EXERCISE TASK
Set out each line of the listing below as a numbered list, leaving out any blank lines.

[Start PROVIDED RECORDS]

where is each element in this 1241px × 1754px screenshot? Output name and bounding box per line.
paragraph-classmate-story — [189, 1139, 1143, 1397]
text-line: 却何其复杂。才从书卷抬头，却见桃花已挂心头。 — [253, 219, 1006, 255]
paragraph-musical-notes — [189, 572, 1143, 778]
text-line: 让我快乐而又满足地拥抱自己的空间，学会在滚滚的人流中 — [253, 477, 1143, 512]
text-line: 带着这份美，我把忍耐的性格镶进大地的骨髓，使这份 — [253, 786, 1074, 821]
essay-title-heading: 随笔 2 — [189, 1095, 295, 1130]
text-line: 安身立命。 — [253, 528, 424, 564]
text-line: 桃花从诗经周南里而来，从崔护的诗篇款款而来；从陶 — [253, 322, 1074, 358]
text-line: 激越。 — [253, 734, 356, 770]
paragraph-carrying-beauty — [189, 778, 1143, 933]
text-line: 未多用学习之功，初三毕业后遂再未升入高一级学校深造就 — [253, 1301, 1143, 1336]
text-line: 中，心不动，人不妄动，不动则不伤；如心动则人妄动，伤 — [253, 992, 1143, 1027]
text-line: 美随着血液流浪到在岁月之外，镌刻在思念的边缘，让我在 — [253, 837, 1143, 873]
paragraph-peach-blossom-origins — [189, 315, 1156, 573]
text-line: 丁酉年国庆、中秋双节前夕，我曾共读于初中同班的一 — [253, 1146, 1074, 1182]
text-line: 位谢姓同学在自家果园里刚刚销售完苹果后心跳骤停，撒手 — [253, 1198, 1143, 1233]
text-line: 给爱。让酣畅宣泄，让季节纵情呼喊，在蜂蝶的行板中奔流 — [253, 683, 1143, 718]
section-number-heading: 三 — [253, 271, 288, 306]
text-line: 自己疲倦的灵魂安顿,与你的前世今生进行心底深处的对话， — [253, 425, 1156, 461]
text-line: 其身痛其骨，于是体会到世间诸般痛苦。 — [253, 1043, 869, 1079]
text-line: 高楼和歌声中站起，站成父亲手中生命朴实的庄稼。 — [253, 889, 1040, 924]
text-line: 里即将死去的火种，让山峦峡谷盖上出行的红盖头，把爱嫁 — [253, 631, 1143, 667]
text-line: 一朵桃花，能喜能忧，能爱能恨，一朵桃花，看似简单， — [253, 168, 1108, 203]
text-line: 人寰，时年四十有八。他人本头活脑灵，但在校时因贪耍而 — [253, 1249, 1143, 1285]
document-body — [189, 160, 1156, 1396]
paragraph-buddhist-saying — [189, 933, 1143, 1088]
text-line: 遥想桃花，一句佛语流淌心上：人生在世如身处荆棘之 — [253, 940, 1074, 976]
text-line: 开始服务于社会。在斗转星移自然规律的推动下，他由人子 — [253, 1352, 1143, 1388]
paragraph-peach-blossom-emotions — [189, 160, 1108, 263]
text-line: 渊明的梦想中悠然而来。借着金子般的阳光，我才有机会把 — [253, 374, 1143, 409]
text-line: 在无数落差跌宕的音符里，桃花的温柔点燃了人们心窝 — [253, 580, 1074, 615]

[End PROVIDED RECORDS]

RESULT FOR THIS EXERCISE
1. where is each element in this 1241px × 1754px screenshot? Output name and bounding box per line.
2. paragraph-classmate-story — [189, 1139, 1143, 1397]
3. text-line: 却何其复杂。才从书卷抬头，却见桃花已挂心头。 — [253, 219, 1006, 255]
4. paragraph-musical-notes — [189, 572, 1143, 778]
5. text-line: 让我快乐而又满足地拥抱自己的空间，学会在滚滚的人流中 — [253, 477, 1143, 512]
6. text-line: 带着这份美，我把忍耐的性格镶进大地的骨髓，使这份 — [253, 786, 1074, 821]
7. essay-title-heading: 随笔 2 — [189, 1095, 295, 1130]
8. text-line: 安身立命。 — [253, 528, 424, 564]
9. text-line: 桃花从诗经周南里而来，从崔护的诗篇款款而来；从陶 — [253, 322, 1074, 358]
10. text-line: 激越。 — [253, 734, 356, 770]
11. paragraph-carrying-beauty — [189, 778, 1143, 933]
12. text-line: 未多用学习之功，初三毕业后遂再未升入高一级学校深造就 — [253, 1301, 1143, 1336]
13. text-line: 中，心不动，人不妄动，不动则不伤；如心动则人妄动，伤 — [253, 992, 1143, 1027]
14. text-line: 美随着血液流浪到在岁月之外，镌刻在思念的边缘，让我在 — [253, 837, 1143, 873]
15. paragraph-peach-blossom-origins — [189, 315, 1156, 573]
16. text-line: 丁酉年国庆、中秋双节前夕，我曾共读于初中同班的一 — [253, 1146, 1074, 1182]
17. text-line: 位谢姓同学在自家果园里刚刚销售完苹果后心跳骤停，撒手 — [253, 1198, 1143, 1233]
18. text-line: 给爱。让酣畅宣泄，让季节纵情呼喊，在蜂蝶的行板中奔流 — [253, 683, 1143, 718]
19. section-number-heading: 三 — [253, 271, 288, 306]
20. text-line: 自己疲倦的灵魂安顿,与你的前世今生进行心底深处的对话， — [253, 425, 1156, 461]
21. text-line: 其身痛其骨，于是体会到世间诸般痛苦。 — [253, 1043, 869, 1079]
22. text-line: 高楼和歌声中站起，站成父亲手中生命朴实的庄稼。 — [253, 889, 1040, 924]
23. text-line: 里即将死去的火种，让山峦峡谷盖上出行的红盖头，把爱嫁 — [253, 631, 1143, 667]
24. text-line: 一朵桃花，能喜能忧，能爱能恨，一朵桃花，看似简单， — [253, 168, 1108, 203]
25. text-line: 人寰，时年四十有八。他人本头活脑灵，但在校时因贪耍而 — [253, 1249, 1143, 1285]
26. document-body — [189, 160, 1156, 1396]
27. paragraph-buddhist-saying — [189, 933, 1143, 1088]
28. text-line: 遥想桃花，一句佛语流淌心上：人生在世如身处荆棘之 — [253, 940, 1074, 976]
29. text-line: 开始服务于社会。在斗转星移自然规律的推动下，他由人子 — [253, 1352, 1143, 1388]
30. paragraph-peach-blossom-emotions — [189, 160, 1108, 263]
31. text-line: 渊明的梦想中悠然而来。借着金子般的阳光，我才有机会把 — [253, 374, 1143, 409]
32. text-line: 在无数落差跌宕的音符里，桃花的温柔点燃了人们心窝 — [253, 580, 1074, 615]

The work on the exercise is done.